Exercise »
Report how many lines hold the string "slight". Give the number and nothing else.

═════ Material for the task

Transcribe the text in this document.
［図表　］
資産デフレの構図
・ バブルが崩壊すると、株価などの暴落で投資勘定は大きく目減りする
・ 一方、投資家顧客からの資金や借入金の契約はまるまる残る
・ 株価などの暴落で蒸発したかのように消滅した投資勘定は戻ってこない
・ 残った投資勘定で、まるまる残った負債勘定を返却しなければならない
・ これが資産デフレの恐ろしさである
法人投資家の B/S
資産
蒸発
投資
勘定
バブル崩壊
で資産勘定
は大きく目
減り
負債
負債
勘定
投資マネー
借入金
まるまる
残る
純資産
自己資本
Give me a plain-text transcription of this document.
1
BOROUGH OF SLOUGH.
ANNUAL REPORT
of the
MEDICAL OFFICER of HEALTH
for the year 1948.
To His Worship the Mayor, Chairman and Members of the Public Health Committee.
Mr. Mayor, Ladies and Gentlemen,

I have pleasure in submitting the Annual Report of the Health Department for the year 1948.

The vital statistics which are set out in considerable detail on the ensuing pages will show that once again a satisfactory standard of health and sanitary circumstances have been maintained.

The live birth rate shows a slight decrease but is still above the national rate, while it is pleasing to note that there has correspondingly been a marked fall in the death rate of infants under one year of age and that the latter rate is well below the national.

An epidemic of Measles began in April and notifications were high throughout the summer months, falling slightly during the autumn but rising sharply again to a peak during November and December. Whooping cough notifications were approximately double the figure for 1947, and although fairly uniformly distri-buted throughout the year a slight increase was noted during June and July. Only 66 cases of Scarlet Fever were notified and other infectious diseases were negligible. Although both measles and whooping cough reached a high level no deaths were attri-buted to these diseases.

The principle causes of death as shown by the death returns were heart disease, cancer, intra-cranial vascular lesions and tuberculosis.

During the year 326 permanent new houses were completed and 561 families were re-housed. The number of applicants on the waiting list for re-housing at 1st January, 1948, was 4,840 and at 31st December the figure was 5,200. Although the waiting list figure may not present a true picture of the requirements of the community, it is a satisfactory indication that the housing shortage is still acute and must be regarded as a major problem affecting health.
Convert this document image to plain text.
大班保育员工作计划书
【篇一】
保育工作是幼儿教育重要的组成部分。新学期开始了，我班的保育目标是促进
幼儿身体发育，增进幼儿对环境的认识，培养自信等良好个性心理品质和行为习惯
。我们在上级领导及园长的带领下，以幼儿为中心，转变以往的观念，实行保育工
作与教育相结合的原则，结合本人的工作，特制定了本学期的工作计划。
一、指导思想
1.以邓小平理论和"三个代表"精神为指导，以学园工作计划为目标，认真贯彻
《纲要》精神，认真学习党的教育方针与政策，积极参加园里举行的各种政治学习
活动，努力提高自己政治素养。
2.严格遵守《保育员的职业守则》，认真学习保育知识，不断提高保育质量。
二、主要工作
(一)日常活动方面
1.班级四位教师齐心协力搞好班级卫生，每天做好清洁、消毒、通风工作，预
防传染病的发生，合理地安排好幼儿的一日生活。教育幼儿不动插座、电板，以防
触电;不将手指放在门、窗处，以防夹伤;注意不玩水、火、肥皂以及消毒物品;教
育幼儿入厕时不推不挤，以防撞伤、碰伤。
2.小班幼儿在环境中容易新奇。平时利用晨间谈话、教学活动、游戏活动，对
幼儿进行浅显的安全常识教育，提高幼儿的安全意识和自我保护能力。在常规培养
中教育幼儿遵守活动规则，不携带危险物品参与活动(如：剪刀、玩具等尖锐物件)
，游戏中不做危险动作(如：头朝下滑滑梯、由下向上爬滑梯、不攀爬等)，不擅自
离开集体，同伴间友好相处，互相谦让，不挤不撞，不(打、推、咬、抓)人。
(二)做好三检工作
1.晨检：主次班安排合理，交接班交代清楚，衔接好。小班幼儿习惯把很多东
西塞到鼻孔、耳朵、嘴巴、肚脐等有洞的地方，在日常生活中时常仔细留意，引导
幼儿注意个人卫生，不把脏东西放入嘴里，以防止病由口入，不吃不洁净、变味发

══════════

Result of this exercise »
2